Monday, February 6, 2012

"Do you see where I am?"

In the week before the start of spring semester, I am eager to get my hands on the books for the courses I’ll be taking: American Religious Histories, Constructive Theology and Worship.  I am roughly midway through my seminary studies and I’ve been looking back at where I’ve been and looking forward toward what is still to come. When I think about it, perhaps a theological education was always in my future. In elementary school I asked for a book on saints and martyrs for a birthday present, and after reading it, I presented my father with an ethical, if not theological question.  “Dad, suppose a person was about to be martyred for the faith and they realized they could do more good by staying alive, would it be wrong, then, to recant?” My father looked at me with a perplexed expression. I don’t remember his answer, but I remember his long, confounded gaze. We lived in Omaha, Nebraska, an ordinary family; we went to Mass on Sundays and our grandparents’ houses for dinner afterwards. There was nothing about our lives that suggested we were in danger of being martyred. Nor we were a family given to theological speculation: hearing adults ask each other what they thought of the new Pope was about as edgy as it got.
────────
Set problem 1 >> Using the seminary post, explain in one to three sentences why the writer suggests that a theological education may always have been in their future.
Set problem 2 >> Please continue the seminary post from its final sentence.

Entries supplied >>
────────
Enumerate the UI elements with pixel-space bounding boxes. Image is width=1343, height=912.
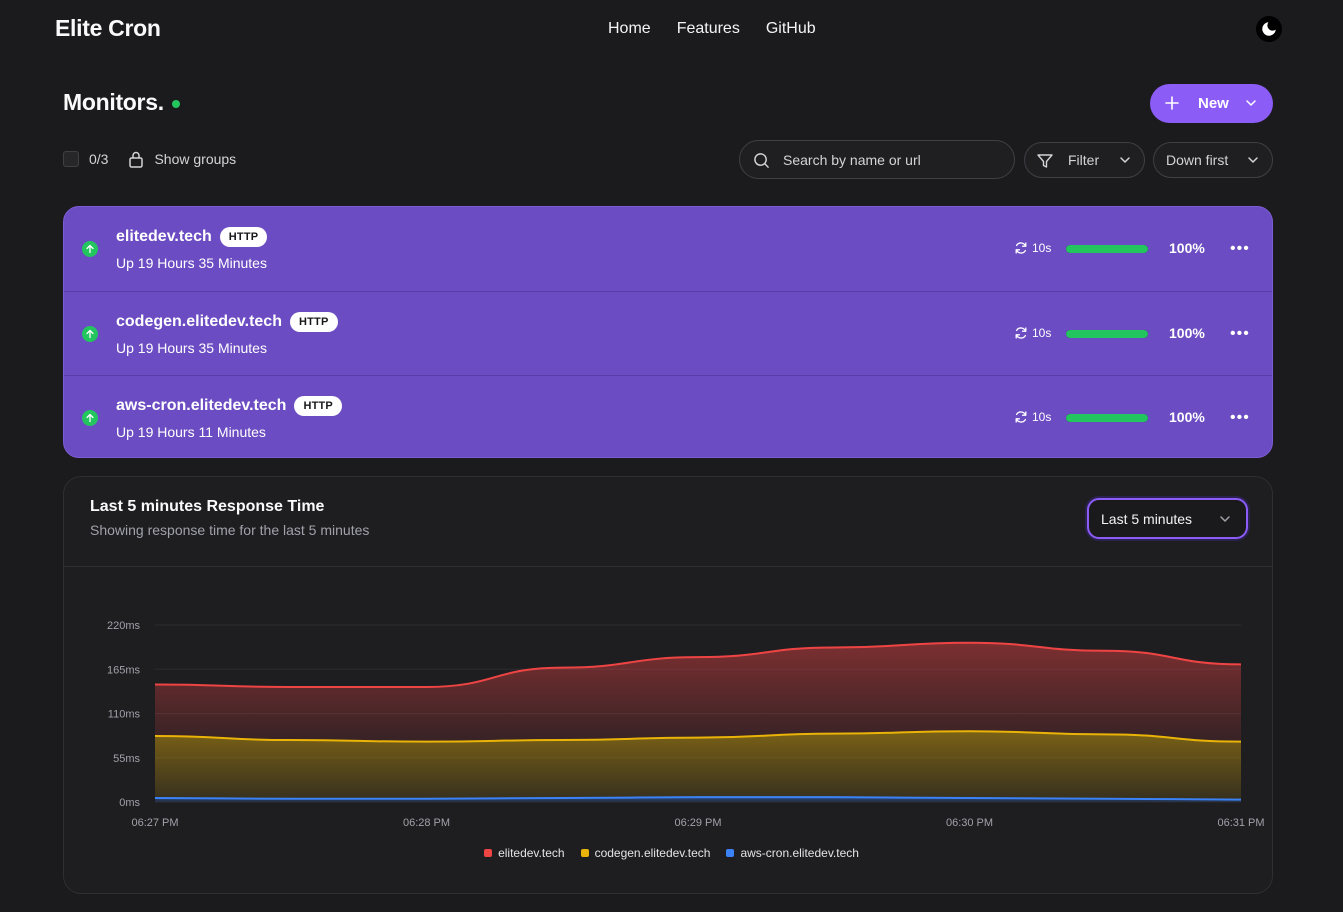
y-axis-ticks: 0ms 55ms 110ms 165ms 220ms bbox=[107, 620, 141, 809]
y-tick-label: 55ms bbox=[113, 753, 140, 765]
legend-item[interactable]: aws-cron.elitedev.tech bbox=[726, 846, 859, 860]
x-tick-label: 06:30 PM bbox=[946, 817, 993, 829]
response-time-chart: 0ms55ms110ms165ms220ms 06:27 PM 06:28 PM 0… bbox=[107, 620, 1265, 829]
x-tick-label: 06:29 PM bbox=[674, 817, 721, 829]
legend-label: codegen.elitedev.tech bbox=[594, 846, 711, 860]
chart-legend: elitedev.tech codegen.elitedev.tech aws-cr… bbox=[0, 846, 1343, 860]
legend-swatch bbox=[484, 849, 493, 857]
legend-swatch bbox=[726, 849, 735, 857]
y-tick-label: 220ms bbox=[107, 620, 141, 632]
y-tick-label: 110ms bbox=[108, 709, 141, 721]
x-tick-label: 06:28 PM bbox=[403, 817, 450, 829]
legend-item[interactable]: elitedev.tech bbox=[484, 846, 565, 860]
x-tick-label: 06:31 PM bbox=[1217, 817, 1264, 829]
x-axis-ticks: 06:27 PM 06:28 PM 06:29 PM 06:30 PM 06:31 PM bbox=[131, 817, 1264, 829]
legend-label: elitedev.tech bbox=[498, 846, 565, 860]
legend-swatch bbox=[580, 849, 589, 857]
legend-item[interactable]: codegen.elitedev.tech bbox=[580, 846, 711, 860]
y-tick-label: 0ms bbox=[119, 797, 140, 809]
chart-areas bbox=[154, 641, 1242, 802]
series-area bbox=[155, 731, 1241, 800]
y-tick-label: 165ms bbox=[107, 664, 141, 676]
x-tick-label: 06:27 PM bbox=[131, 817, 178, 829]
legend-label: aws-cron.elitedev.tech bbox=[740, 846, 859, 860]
────────
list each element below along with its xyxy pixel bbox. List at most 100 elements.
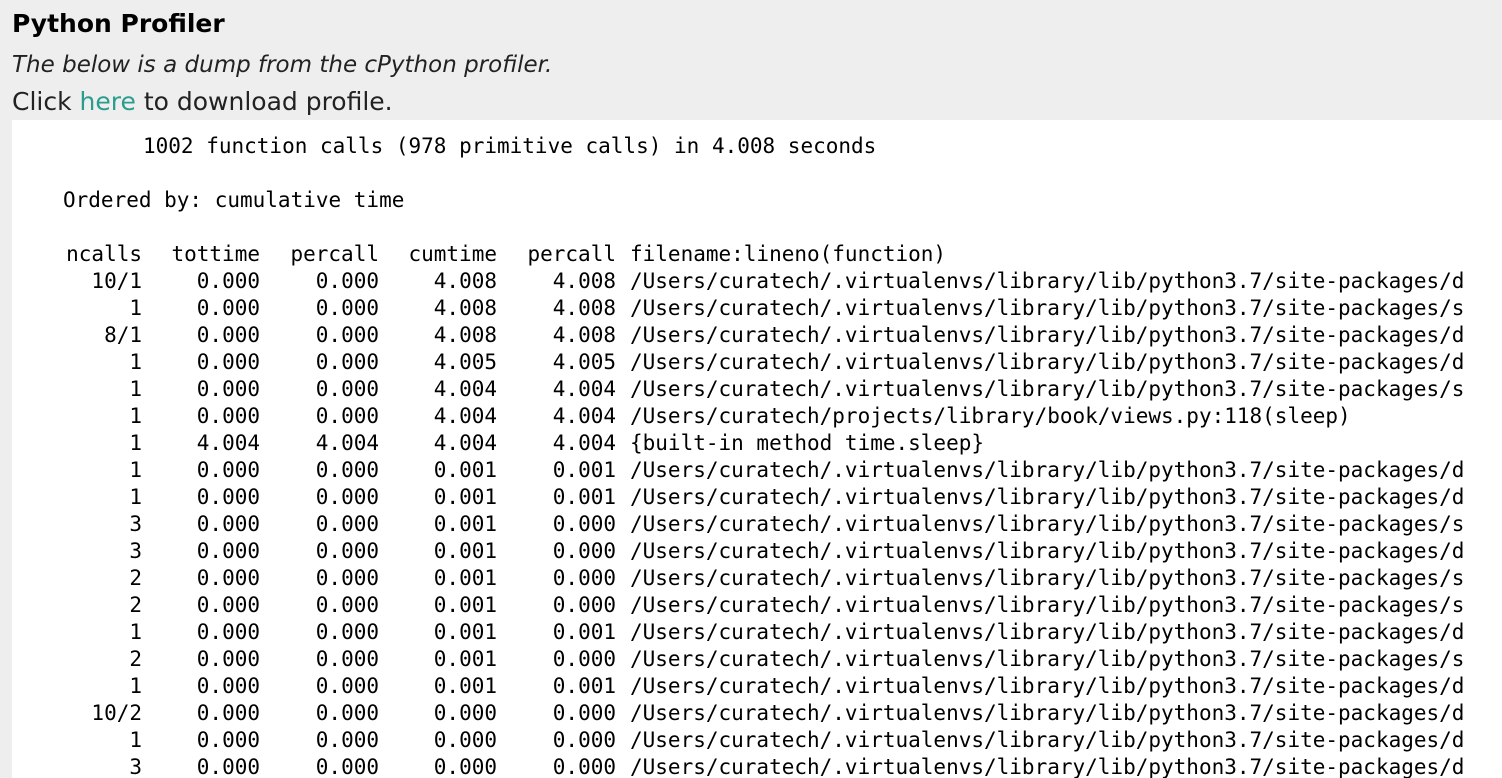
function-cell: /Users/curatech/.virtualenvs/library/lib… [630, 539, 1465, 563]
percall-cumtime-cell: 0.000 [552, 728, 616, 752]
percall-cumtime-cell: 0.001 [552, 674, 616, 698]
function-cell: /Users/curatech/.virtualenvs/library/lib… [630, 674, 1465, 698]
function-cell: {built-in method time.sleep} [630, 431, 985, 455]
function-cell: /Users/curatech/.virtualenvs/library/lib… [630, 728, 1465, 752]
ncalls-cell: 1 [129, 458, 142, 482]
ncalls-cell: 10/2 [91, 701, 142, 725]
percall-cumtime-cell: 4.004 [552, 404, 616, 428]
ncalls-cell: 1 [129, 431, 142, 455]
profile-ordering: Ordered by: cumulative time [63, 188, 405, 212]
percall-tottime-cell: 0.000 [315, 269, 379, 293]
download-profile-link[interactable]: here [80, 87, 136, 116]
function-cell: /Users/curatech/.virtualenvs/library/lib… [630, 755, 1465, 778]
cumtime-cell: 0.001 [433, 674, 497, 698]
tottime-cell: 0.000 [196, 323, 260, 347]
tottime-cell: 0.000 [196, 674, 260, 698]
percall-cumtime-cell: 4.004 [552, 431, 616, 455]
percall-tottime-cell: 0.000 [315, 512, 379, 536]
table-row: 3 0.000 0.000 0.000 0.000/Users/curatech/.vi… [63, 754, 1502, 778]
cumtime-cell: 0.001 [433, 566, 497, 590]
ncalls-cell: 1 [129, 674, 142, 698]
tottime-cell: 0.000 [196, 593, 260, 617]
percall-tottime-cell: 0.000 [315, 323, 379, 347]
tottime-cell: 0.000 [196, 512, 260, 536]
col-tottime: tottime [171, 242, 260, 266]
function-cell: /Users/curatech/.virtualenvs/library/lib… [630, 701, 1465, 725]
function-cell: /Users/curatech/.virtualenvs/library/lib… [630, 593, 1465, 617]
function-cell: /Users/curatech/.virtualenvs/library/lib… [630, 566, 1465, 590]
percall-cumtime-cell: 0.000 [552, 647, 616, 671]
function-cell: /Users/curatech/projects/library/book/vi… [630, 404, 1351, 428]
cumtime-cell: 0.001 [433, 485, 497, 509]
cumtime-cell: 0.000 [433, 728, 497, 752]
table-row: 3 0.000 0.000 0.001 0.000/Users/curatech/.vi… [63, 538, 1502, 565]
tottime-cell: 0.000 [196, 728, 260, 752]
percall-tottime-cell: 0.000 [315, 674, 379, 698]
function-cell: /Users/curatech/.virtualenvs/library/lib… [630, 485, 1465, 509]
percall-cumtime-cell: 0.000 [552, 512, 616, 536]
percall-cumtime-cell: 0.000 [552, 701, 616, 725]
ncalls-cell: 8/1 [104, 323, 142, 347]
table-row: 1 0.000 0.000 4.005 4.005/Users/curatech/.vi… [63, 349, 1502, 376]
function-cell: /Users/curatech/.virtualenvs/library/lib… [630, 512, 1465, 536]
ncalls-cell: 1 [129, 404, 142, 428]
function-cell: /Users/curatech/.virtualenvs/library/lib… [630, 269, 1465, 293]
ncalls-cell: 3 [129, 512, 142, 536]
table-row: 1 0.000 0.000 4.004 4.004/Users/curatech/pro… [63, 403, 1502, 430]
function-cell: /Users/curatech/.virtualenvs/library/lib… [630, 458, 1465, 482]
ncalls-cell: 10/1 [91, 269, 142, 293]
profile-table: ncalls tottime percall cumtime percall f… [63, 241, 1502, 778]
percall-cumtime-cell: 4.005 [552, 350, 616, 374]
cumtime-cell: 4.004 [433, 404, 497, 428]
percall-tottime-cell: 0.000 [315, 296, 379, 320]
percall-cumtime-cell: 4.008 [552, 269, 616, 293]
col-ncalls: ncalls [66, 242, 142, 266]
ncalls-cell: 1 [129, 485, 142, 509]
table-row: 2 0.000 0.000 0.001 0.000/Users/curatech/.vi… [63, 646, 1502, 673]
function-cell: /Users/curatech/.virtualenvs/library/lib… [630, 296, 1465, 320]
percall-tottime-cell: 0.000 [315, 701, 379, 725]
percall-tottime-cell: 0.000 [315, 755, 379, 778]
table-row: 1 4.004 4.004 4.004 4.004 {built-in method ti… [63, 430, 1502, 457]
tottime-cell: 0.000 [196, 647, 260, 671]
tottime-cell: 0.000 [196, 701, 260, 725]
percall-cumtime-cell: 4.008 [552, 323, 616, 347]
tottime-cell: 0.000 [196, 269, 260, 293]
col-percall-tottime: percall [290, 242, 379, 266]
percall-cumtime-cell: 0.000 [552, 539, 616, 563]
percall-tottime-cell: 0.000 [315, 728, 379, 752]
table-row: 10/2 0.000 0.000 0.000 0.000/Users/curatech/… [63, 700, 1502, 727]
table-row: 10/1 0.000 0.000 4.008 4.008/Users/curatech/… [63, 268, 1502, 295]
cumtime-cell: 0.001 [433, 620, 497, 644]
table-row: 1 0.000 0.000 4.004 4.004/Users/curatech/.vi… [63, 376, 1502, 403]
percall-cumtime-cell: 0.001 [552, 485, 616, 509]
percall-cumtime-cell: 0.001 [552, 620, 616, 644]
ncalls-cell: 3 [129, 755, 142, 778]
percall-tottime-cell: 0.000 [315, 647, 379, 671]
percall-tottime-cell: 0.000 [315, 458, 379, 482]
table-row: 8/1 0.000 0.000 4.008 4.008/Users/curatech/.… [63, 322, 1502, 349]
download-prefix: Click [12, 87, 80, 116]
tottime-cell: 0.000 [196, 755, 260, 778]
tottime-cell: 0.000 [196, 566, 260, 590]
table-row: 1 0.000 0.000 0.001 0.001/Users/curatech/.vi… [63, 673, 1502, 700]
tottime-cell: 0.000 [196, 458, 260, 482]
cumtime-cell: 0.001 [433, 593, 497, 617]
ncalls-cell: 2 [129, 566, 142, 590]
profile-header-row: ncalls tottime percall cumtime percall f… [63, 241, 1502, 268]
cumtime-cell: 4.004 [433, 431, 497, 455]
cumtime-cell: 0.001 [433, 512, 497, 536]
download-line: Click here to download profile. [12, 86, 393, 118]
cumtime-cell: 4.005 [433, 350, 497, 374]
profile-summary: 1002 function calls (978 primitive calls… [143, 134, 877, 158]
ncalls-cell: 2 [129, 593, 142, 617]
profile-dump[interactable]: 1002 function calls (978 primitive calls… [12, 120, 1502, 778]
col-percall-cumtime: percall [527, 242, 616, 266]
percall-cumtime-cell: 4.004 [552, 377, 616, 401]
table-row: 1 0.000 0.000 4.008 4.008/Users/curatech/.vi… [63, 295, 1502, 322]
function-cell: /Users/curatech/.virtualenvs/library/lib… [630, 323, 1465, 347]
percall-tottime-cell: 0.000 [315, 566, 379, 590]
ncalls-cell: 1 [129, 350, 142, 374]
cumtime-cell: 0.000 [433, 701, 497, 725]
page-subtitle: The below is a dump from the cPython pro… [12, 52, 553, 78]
────────
Answer 1 >> In elementary school, the writer asked for a book on saints and martyrs as a birthday present. After reading it, the writer asked their father an ethical, if not theological, question: would it be wrong for someone about to be martyred to recant if they could do more good by staying alive?

Answer 2 >>
It was decades before I would understand the scope of my own question.  I went to El Salvador for a global justice course as part of my seminary studies. In one of the books for the course, Witnesses to the Kingdom: The Martyrs of El Salvador and the Crucified Peoples, Jon Sobrino writes about the interconnected theologies of liberation and martyrdom.  He notes: “For us – in contrast to most of the people in the first world – reality is a great hermeneutical aid.” There were things I could learn only by going to El Salvador and hearing people tell their stories. And there was something I could see only by walking with thousands of people through the streets of San Salvador with candles held aloft in the night to commemorate the assassination of Oscar Romero thirty years before.  It was in those streets that I witnessed the reality of resurrection.  Now I would be able to answer the question of my grade school self about refusing to recant vs. the pragmatic wisdom of staying alive: justice and love cannot be recanted. To refuse to recant them keeps them alive.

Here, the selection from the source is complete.